(Exercise task)
Retype the listing that follows, word for word.

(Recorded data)
****

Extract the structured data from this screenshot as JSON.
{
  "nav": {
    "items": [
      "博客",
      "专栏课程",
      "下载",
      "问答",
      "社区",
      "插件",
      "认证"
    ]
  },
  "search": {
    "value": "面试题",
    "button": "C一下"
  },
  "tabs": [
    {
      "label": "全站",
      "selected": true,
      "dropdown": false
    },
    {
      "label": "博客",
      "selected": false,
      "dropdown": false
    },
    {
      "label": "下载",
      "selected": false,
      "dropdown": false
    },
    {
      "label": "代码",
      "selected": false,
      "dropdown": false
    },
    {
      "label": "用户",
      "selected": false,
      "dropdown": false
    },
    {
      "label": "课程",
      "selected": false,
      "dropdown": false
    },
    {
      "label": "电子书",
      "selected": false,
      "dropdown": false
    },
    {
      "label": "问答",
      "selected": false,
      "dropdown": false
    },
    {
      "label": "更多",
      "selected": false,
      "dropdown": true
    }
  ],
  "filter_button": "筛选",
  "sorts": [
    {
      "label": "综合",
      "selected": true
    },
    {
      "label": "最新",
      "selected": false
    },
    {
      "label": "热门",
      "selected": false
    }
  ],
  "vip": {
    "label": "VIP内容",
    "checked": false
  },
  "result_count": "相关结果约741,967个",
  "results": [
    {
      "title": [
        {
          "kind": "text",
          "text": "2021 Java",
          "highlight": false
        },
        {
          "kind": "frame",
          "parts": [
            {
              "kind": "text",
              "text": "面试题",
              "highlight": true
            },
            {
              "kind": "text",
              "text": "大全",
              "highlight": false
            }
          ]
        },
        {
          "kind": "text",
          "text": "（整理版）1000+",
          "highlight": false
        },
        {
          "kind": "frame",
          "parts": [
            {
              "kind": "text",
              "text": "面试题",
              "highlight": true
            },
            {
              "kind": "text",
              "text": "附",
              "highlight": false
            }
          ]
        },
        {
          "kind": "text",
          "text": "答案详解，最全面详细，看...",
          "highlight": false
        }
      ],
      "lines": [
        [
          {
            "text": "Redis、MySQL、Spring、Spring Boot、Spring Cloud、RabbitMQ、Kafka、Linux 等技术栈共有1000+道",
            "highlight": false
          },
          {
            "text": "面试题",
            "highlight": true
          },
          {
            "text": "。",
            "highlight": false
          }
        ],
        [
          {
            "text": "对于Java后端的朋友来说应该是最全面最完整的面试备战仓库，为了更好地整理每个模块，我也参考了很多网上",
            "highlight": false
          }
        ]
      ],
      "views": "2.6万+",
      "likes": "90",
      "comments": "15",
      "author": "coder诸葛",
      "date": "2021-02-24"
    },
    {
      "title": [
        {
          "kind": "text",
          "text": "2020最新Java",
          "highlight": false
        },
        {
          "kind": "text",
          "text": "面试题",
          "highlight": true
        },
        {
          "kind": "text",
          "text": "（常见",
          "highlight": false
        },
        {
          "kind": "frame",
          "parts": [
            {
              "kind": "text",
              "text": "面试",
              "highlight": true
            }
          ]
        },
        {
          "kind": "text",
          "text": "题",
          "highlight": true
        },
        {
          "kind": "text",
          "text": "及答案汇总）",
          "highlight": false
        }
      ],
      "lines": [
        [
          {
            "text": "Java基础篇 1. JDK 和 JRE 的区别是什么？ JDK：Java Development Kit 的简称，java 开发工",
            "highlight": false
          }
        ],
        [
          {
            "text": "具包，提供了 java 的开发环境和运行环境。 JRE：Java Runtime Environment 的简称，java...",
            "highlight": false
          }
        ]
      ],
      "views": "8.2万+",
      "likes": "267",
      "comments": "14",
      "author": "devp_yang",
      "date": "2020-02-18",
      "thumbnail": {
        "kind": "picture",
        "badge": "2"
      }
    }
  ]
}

****

(Result for this task)
Extract the structured data from this screenshot as JSON.
{
  "nav": {
    "items": [
      "博客",
      "专栏课程",
      "下载",
      "问答",
      "社区",
      "插件",
      "认证"
    ]
  },
  "search": {
    "value": "面试题",
    "button": "C一下"
  },
  "tabs": [
    {
      "label": "全站",
      "selected": true,
      "dropdown": false
    },
    {
      "label": "博客",
      "selected": false,
      "dropdown": false
    },
    {
      "label": "下载",
      "selected": false,
      "dropdown": false
    },
    {
      "label": "代码",
      "selected": false,
      "dropdown": false
    },
    {
      "label": "用户",
      "selected": false,
      "dropdown": false
    },
    {
      "label": "课程",
      "selected": false,
      "dropdown": false
    },
    {
      "label": "电子书",
      "selected": false,
      "dropdown": false
    },
    {
      "label": "问答",
      "selected": false,
      "dropdown": false
    },
    {
      "label": "更多",
      "selected": false,
      "dropdown": true
    }
  ],
  "filter_button": "筛选",
  "sorts": [
    {
      "label": "综合",
      "selected": true
    },
    {
      "label": "最新",
      "selected": false
    },
    {
      "label": "热门",
      "selected": false
    }
  ],
  "vip": {
    "label": "VIP内容",
    "checked": false
  },
  "result_count": "相关结果约741,967个",
  "results": [
    {
      "title": [
        {
          "kind": "text",
          "text": "2021 Java",
          "highlight": false
        },
        {
          "kind": "frame",
          "parts": [
            {
              "kind": "text",
              "text": "面试题",
              "highlight": true
            },
            {
              "kind": "text",
              "text": "大全",
              "highlight": false
            }
          ]
        },
        {
          "kind": "text",
          "text": "（整理版）1000+",
          "highlight": false
        },
        {
          "kind": "frame",
          "parts": [
            {
              "kind": "text",
              "text": "面试题",
              "highlight": true
            },
            {
              "kind": "text",
              "text": "附",
              "highlight": false
            }
          ]
        },
        {
          "kind": "text",
          "text": "答案详解，最全面详细，看...",
          "highlight": false
        }
      ],
      "lines": [
        [
          {
            "text": "Redis、MySQL、Spring、Spring Boot、Spring Cloud、RabbitMQ、Kafka、Linux 等技术栈共有1000+道",
            "highlight": false
          },
          {
            "text": "面试题",
            "highlight": true
          },
          {
            "text": "。",
            "highlight": false
          }
        ],
        [
          {
            "text": "对于Java后端的朋友来说应该是最全面最完整的面试备战仓库，为了更好地整理每个模块，我也参考了很多网上",
            "highlight": false
          }
        ]
      ],
      "views": "2.6万+",
      "likes": "90",
      "comments": "15",
      "author": "coder诸葛",
      "date": "2021-02-24"
    },
    {
      "title": [
        {
          "kind": "text",
          "text": "2020最新Java",
          "highlight": false
        },
        {
          "kind": "text",
          "text": "面试题",
          "highlight": true
        },
        {
          "kind": "text",
          "text": "（常见",
          "highlight": false
        },
        {
          "kind": "frame",
          "parts": [
            {
              "kind": "text",
              "text": "面试",
              "highlight": true
            }
          ]
        },
        {
          "kind": "text",
          "text": "题",
          "highlight": true
        },
        {
          "kind": "text",
          "text": "及答案汇总）",
          "highlight": false
        }
      ],
      "lines": [
        [
          {
            "text": "Java基础篇 1. JDK 和 JRE 的区别是什么？ JDK：Java Development Kit 的简称，java 开发工",
            "highlight": false
          }
        ],
        [
          {
            "text": "具包，提供了 java 的开发环境和运行环境。 JRE：Java Runtime Environment 的简称，java...",
            "highlight": false
          }
        ]
      ],
      "views": "8.2万+",
      "likes": "267",
      "comments": "14",
      "author": "devp_yang",
      "date": "2020-02-18",
      "thumbnail": {
        "kind": "picture",
        "badge": "2"
      }
    }
  ]
}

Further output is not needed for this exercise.